[DIRECTIVE]
Filter the listing below, copying every line in which the word "haben" appears.

________________________

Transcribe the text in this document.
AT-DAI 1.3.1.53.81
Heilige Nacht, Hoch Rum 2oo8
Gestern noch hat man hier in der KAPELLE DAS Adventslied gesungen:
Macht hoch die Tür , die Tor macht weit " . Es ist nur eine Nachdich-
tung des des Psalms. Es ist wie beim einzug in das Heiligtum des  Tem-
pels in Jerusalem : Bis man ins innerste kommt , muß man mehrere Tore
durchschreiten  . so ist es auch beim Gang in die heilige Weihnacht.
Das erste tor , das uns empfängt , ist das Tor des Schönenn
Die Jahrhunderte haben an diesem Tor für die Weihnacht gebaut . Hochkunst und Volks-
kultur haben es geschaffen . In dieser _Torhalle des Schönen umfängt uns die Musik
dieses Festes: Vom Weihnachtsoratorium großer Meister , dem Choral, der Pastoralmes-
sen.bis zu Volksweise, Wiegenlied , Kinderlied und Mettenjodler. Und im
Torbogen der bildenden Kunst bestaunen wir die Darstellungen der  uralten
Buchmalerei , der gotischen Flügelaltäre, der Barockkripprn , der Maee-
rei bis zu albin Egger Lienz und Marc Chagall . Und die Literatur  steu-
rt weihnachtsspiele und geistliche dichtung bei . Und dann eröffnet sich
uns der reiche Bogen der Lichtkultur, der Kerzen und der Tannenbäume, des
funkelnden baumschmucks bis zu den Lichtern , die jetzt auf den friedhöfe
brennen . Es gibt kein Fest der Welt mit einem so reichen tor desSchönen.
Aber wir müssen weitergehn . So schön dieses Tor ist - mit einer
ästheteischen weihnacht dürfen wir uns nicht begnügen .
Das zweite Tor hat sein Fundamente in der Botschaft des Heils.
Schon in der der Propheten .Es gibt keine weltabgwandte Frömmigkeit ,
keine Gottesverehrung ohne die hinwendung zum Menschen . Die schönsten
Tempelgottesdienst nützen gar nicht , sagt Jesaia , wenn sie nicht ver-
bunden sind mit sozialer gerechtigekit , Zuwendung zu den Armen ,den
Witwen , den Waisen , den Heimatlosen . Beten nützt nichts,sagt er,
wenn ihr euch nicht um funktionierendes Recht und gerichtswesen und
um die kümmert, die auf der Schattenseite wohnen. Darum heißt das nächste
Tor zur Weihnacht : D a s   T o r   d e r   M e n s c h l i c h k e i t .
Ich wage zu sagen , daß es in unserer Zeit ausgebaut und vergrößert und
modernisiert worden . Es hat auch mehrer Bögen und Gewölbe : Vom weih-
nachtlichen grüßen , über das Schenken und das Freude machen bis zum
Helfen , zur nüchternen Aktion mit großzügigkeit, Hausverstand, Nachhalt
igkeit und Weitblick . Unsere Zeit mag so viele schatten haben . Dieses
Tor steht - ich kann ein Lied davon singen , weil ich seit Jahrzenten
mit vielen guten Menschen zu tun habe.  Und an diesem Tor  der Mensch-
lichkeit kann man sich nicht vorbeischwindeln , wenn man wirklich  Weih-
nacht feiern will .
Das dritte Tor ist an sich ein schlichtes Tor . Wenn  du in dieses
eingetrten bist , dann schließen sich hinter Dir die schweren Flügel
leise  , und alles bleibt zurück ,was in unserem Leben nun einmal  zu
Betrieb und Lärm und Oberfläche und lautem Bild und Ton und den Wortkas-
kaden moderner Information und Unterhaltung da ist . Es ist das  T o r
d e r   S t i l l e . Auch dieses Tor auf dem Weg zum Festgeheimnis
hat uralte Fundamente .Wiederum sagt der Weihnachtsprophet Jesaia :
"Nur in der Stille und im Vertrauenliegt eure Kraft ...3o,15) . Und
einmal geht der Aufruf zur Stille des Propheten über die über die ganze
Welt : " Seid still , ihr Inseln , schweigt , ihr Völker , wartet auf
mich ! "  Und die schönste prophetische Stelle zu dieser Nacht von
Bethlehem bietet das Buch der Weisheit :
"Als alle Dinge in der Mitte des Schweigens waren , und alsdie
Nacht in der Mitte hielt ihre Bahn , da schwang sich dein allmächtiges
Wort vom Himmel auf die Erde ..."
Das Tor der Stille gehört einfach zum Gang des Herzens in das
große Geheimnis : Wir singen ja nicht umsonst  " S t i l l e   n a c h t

________________________

[FULL SOLUTION]
Die Jahrhunderte haben an diesem Tor für die Weihnacht gebaut . Hochkunst und Volks-
kultur haben es geschaffen . In dieser _Torhalle des Schönen umfängt uns die Musik
igkeit und Weitblick . Unsere Zeit mag so viele schatten haben . Dieses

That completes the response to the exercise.